• [TASK]: Each record needs to be echoed exactly; can you do that?

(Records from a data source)
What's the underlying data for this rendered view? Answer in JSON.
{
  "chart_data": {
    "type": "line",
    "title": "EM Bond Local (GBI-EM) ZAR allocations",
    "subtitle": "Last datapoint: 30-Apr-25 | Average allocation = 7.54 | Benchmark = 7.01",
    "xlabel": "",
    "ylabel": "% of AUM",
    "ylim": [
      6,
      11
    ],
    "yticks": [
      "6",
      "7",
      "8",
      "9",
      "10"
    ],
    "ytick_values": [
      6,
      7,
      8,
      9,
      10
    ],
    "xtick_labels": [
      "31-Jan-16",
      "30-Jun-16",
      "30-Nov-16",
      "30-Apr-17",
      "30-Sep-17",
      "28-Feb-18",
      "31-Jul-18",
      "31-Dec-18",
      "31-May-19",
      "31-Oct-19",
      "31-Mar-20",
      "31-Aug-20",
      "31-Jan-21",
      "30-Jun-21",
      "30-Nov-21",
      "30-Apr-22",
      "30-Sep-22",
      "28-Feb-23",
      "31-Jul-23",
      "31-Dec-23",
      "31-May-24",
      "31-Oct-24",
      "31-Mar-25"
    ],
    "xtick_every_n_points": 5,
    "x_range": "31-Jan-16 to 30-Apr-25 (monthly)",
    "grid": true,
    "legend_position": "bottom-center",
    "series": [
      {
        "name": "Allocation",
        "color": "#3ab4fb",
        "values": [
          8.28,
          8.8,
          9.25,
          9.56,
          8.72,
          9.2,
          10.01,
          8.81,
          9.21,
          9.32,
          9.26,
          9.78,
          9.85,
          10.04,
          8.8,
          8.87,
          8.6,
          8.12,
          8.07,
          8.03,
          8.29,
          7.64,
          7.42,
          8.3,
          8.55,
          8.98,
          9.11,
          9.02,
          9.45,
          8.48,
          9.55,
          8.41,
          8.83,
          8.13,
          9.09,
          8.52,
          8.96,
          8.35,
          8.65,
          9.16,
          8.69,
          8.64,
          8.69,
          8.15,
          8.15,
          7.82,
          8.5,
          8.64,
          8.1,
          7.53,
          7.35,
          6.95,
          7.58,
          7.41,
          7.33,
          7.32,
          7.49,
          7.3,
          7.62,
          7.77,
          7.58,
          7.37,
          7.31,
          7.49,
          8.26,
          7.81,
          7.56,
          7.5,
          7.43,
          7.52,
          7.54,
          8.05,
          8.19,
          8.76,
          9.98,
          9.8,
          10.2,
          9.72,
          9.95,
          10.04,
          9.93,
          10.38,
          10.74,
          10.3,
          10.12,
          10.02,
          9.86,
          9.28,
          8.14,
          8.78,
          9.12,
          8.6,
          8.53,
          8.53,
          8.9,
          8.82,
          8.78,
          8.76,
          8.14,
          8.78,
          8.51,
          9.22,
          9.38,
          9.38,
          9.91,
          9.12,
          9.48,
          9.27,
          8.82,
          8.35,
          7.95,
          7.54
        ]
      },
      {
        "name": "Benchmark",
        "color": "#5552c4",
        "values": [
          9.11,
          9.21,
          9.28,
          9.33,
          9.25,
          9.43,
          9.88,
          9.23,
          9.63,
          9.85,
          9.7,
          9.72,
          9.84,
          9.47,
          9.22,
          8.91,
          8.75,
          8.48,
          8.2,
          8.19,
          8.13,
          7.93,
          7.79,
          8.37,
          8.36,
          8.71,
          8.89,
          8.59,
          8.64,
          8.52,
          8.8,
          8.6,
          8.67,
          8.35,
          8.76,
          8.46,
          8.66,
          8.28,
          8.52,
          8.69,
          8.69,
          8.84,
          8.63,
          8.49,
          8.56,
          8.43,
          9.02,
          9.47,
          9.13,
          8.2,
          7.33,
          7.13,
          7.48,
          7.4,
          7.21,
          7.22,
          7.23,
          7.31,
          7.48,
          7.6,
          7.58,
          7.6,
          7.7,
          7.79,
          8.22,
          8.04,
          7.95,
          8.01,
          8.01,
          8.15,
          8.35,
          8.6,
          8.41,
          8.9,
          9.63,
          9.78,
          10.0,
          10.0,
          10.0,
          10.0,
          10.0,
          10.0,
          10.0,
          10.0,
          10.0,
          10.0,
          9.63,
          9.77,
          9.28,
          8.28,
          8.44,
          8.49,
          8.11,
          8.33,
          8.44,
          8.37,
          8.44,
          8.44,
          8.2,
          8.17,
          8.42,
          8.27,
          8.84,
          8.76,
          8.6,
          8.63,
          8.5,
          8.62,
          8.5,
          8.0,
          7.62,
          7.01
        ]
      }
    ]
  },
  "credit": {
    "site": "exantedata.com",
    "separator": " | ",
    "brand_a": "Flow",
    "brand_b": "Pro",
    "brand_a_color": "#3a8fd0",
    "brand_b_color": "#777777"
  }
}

• [THE ANSWER]:
What's the underlying data for this rendered view? Answer in JSON.
{
  "chart_data": {
    "type": "line",
    "title": "EM Bond Local (GBI-EM) ZAR allocations",
    "subtitle": "Last datapoint: 30-Apr-25 | Average allocation = 7.54 | Benchmark = 7.01",
    "xlabel": "",
    "ylabel": "% of AUM",
    "ylim": [
      6,
      11
    ],
    "yticks": [
      "6",
      "7",
      "8",
      "9",
      "10"
    ],
    "ytick_values": [
      6,
      7,
      8,
      9,
      10
    ],
    "xtick_labels": [
      "31-Jan-16",
      "30-Jun-16",
      "30-Nov-16",
      "30-Apr-17",
      "30-Sep-17",
      "28-Feb-18",
      "31-Jul-18",
      "31-Dec-18",
      "31-May-19",
      "31-Oct-19",
      "31-Mar-20",
      "31-Aug-20",
      "31-Jan-21",
      "30-Jun-21",
      "30-Nov-21",
      "30-Apr-22",
      "30-Sep-22",
      "28-Feb-23",
      "31-Jul-23",
      "31-Dec-23",
      "31-May-24",
      "31-Oct-24",
      "31-Mar-25"
    ],
    "xtick_every_n_points": 5,
    "x_range": "31-Jan-16 to 30-Apr-25 (monthly)",
    "grid": true,
    "legend_position": "bottom-center",
    "series": [
      {
        "name": "Allocation",
        "color": "#3ab4fb",
        "values": [
          8.28,
          8.8,
          9.25,
          9.56,
          8.72,
          9.2,
          10.01,
          8.81,
          9.21,
          9.32,
          9.26,
          9.78,
          9.85,
          10.04,
          8.8,
          8.87,
          8.6,
          8.12,
          8.07,
          8.03,
          8.29,
          7.64,
          7.42,
          8.3,
          8.55,
          8.98,
          9.11,
          9.02,
          9.45,
          8.48,
          9.55,
          8.41,
          8.83,
          8.13,
          9.09,
          8.52,
          8.96,
          8.35,
          8.65,
          9.16,
          8.69,
          8.64,
          8.69,
          8.15,
          8.15,
          7.82,
          8.5,
          8.64,
          8.1,
          7.53,
          7.35,
          6.95,
          7.58,
          7.41,
          7.33,
          7.32,
          7.49,
          7.3,
          7.62,
          7.77,
          7.58,
          7.37,
          7.31,
          7.49,
          8.26,
          7.81,
          7.56,
          7.5,
          7.43,
          7.52,
          7.54,
          8.05,
          8.19,
          8.76,
          9.98,
          9.8,
          10.2,
          9.72,
          9.95,
          10.04,
          9.93,
          10.38,
          10.74,
          10.3,
          10.12,
          10.02,
          9.86,
          9.28,
          8.14,
          8.78,
          9.12,
          8.6,
          8.53,
          8.53,
          8.9,
          8.82,
          8.78,
          8.76,
          8.14,
          8.78,
          8.51,
          9.22,
          9.38,
          9.38,
          9.91,
          9.12,
          9.48,
          9.27,
          8.82,
          8.35,
          7.95,
          7.54
        ]
      },
      {
        "name": "Benchmark",
        "color": "#5552c4",
        "values": [
          9.11,
          9.21,
          9.28,
          9.33,
          9.25,
          9.43,
          9.88,
          9.23,
          9.63,
          9.85,
          9.7,
          9.72,
          9.84,
          9.47,
          9.22,
          8.91,
          8.75,
          8.48,
          8.2,
          8.19,
          8.13,
          7.93,
          7.79,
          8.37,
          8.36,
          8.71,
          8.89,
          8.59,
          8.64,
          8.52,
          8.8,
          8.6,
          8.67,
          8.35,
          8.76,
          8.46,
          8.66,
          8.28,
          8.52,
          8.69,
          8.69,
          8.84,
          8.63,
          8.49,
          8.56,
          8.43,
          9.02,
          9.47,
          9.13,
          8.2,
          7.33,
          7.13,
          7.48,
          7.4,
          7.21,
          7.22,
          7.23,
          7.31,
          7.48,
          7.6,
          7.58,
          7.6,
          7.7,
          7.79,
          8.22,
          8.04,
          7.95,
          8.01,
          8.01,
          8.15,
          8.35,
          8.6,
          8.41,
          8.9,
          9.63,
          9.78,
          10.0,
          10.0,
          10.0,
          10.0,
          10.0,
          10.0,
          10.0,
          10.0,
          10.0,
          10.0,
          9.63,
          9.77,
          9.28,
          8.28,
          8.44,
          8.49,
          8.11,
          8.33,
          8.44,
          8.37,
          8.44,
          8.44,
          8.2,
          8.17,
          8.42,
          8.27,
          8.84,
          8.76,
          8.6,
          8.63,
          8.5,
          8.62,
          8.5,
          8.0,
          7.62,
          7.01
        ]
      }
    ]
  },
  "credit": {
    "site": "exantedata.com",
    "separator": " | ",
    "brand_a": "Flow",
    "brand_b": "Pro",
    "brand_a_color": "#3a8fd0",
    "brand_b_color": "#777777"
  }
}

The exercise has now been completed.